* DO THIS
Single out each line with the word "不是中心对称图形" and copy it.

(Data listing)
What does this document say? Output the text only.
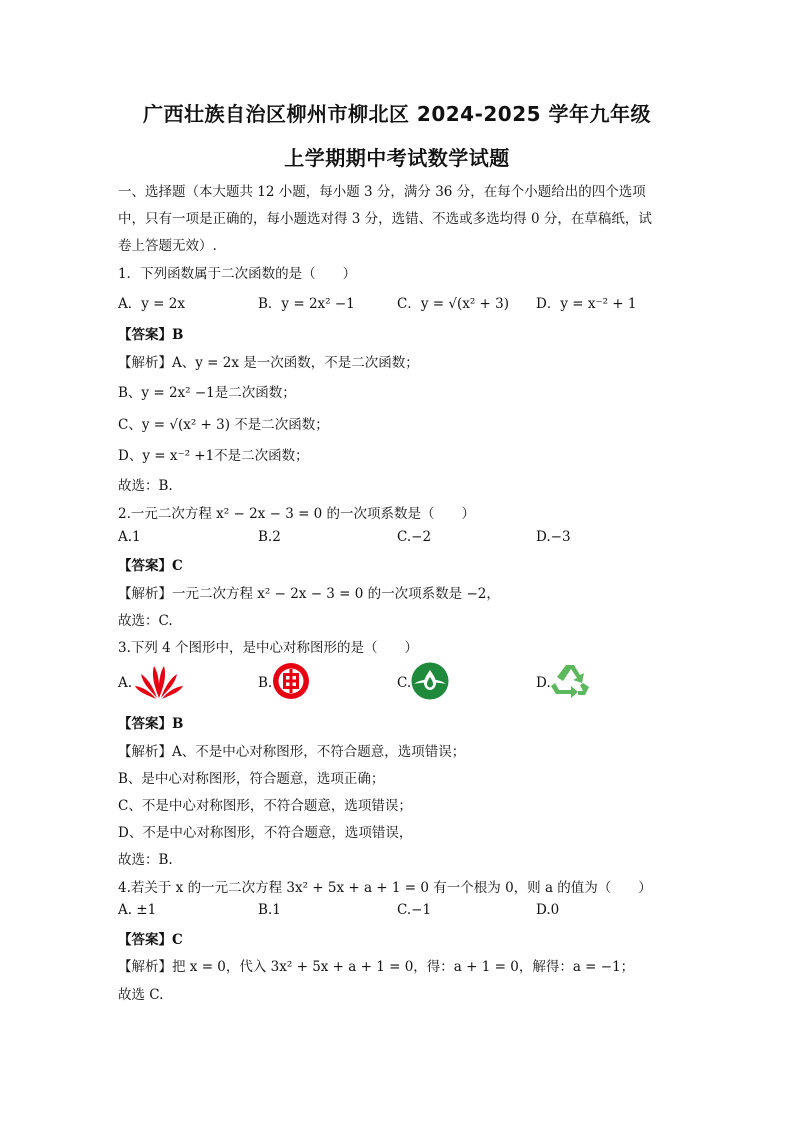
广西壮族自治区柳州市柳北区 2024-2025 学年九年级
上学期期中考试数学试题
一、选择题（本大题共 12 小题，每小题 3 分，满分 36 分，在每个小题给出的四个选项
中，只有一项是正确的，每小题选对得 3 分，选错、不选或多选均得 0 分，在草稿纸，试
卷上答题无效）.
1．下列函数属于二次函数的是（　　）
A．y = 2x	B．y = 2x² −1	C．y = √(x² + 3) D．y = x⁻² + 1
【答案】B
【解析】A、y = 2x 是一次函数，不是二次函数；
B、y = 2x² −1是二次函数；
C、y = √(x² + 3) 不是二次函数；
D、y = x⁻² +1不是二次函数；
故选：B.
2.一元二次方程 x² − 2x − 3 = 0 的一次项系数是（　　）
A.1	B.2	C.−2	D.−3
【答案】C
【解析】一元二次方程 x² − 2x − 3 = 0 的一次项系数是 −2，
故选：C.
3.下列 4 个图形中，是中心对称图形的是（　　）
A.	B.	C.	D.
【答案】B
【解析】A、不是中心对称图形，不符合题意，选项错误；
B、是中心对称图形，符合题意，选项正确；
C、不是中心对称图形，不符合题意，选项错误；
D、不是中心对称图形，不符合题意，选项错误，
故选：B.
4.若关于 x 的一元二次方程 3x² + 5x + a + 1 = 0 有一个根为 0，则 a 的值为（　　）
A. ±1	B.1	C.−1	D.0
【答案】C
【解析】把 x = 0，代入 3x² + 5x + a + 1 = 0，得：a + 1 = 0，解得：a = −1；
故选 C.
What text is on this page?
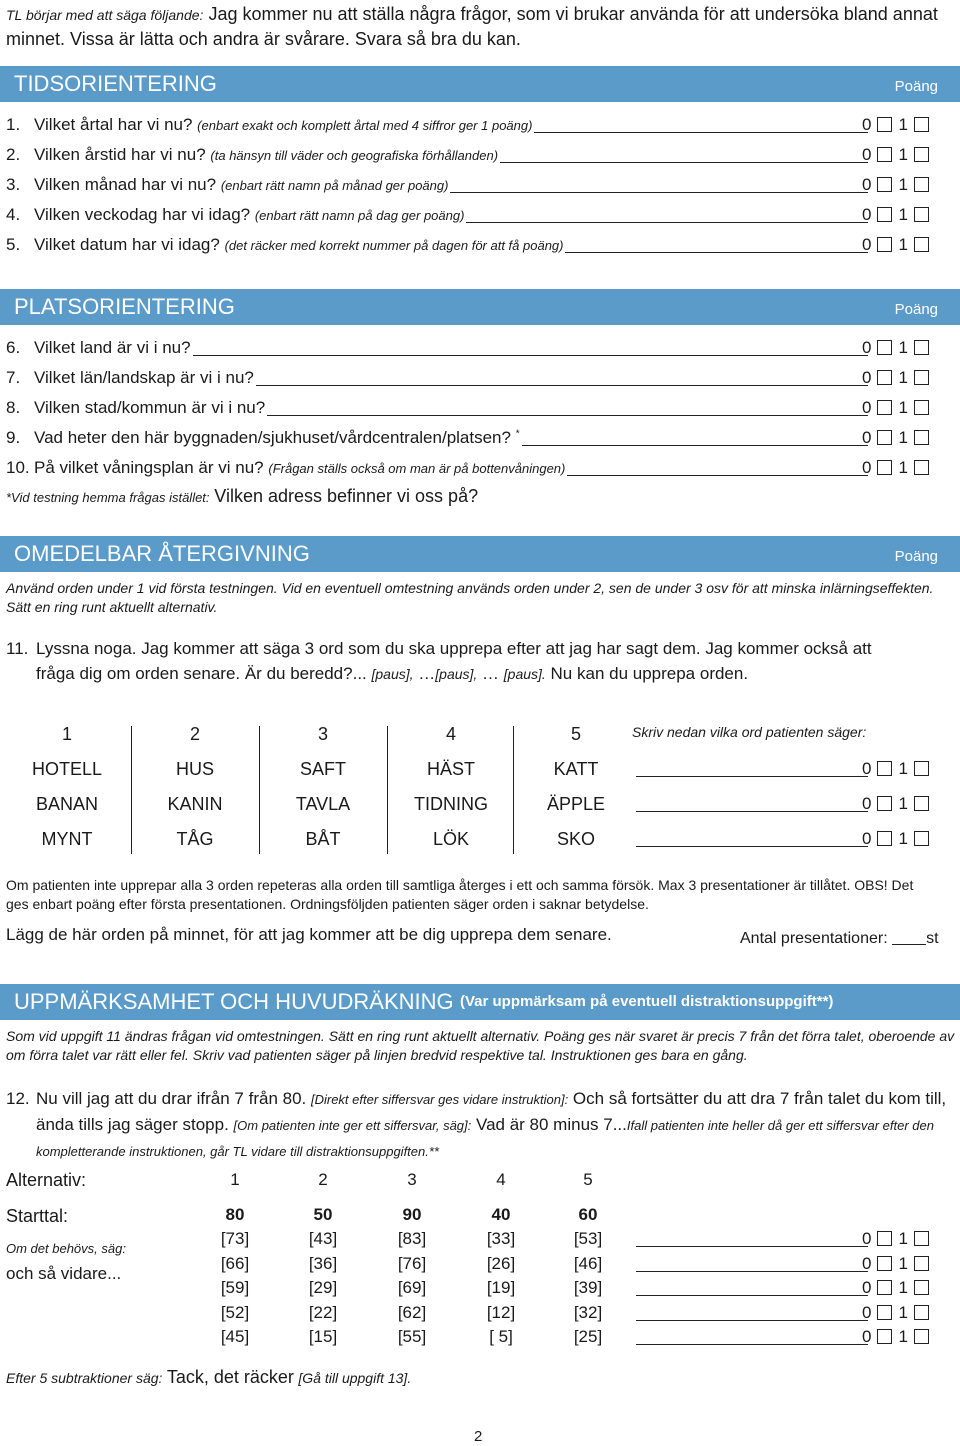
TL börjar med att säga följande: Jag kommer nu att ställa några frågor, som vi brukar använda för att undersöka bland annat minnet. Vissa är lätta och andra är svårare. Svara så bra du kan.
TIDSORIENTERING	Poäng
1. Vilket årtal har vi nu? (enbart exakt och komplett årtal med 4 siffror ger 1 poäng)	0 1
2. Vilken årstid har vi nu? (ta hänsyn till väder och geografiska förhållanden)	0 1
3. Vilken månad har vi nu? (enbart rätt namn på månad ger poäng)	0 1
4. Vilken veckodag har vi idag? (enbart rätt namn på dag ger poäng)	0 1
5. Vilket datum har vi idag? (det räcker med korrekt nummer på dagen för att få poäng)	0 1
PLATSORIENTERING	Poäng
6. Vilket land är vi i nu?	0 1
7. Vilket län/landskap är vi i nu?	0 1
8. Vilken stad/kommun är vi i nu?	0 1
9. Vad heter den här byggnaden/sjukhuset/vårdcentralen/platsen? *	0 1
10. På vilket våningsplan är vi nu? (Frågan ställs också om man är på bottenvåningen)	0 1
*Vid testning hemma frågas istället: Vilken adress befinner vi oss på?
OMEDELBAR ÅTERGIVNING	Poäng
Använd orden under 1 vid första testningen. Vid en eventuell omtestning används orden under 2, sen de under 3 osv för att minska inlärningseffekten. Sätt en ring runt aktuellt alternativ.
11. Lyssna noga. Jag kommer att säga 3 ord som du ska upprepa efter att jag har sagt dem. Jag kommer också att fråga dig om orden senare. Är du beredd?... [paus], …[paus], … [paus]. Nu kan du upprepa orden.
1	2	3	4	5	Skriv nedan vilka ord patienten säger:
HOTELL	HUS	SAFT	HÄST	KATT	0 1
BANAN	KANIN	TAVLA	TIDNING	ÄPPLE	0 1
MYNT	TÅG	BÅT	LÖK	SKO	0 1
Om patienten inte upprepar alla 3 orden repeteras alla orden till samtliga återges i ett och samma försök. Max 3 presentationer är tillåtet. OBS! Det ges enbart poäng efter första presentationen. Ordningsföljden patienten säger orden i saknar betydelse.
Lägg de här orden på minnet, för att jag kommer att be dig upprepa dem senare.	Antal presentationer: st
UPPMÄRKSAMHET OCH HUVUDRÄKNING (Var uppmärksam på eventuell distraktionsuppgift**)
Som vid uppgift 11 ändras frågan vid omtestningen. Sätt en ring runt aktuellt alternativ. Poäng ges när svaret är precis 7 från det förra talet, oberoende av om förra talet var rätt eller fel. Skriv vad patienten säger på linjen bredvid respektive tal. Instruktionen ges bara en gång.
12. Nu vill jag att du drar ifrån 7 från 80. [Direkt efter siffersvar ges vidare instruktion]: Och så fortsätter du att dra 7 från talet du kom till, ända tills jag säger stopp. [Om patienten inte ger ett siffersvar, säg]: Vad är 80 minus 7...Ifall patienten inte heller då ger ett siffersvar efter den kompletterande instruktionen, går TL vidare till distraktionsuppgiften.**
Alternativ:
Starttal:
Om det behövs, säg:
och så vidare...
1	2	3	4	5
80	50	90	40	60
[73]	[43]	[83]	[33]	[53]	0 1
[66]	[36]	[76]	[26]	[46]	0 1
[59]	[29]	[69]	[19]	[39]	0 1
[52]	[22]	[62]	[12]	[32]	0 1
[45]	[15]	[55]	[ 5]	[25]	0 1
Efter 5 subtraktioner säg: Tack, det räcker [Gå till uppgift 13].
2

* SOLUTION FOR THIS TASK
【解析】A、不是中心对称图形，不符合题意，选项错误；
C、不是中心对称图形，不符合题意，选项错误；
D、不是中心对称图形，不符合题意，选项错误，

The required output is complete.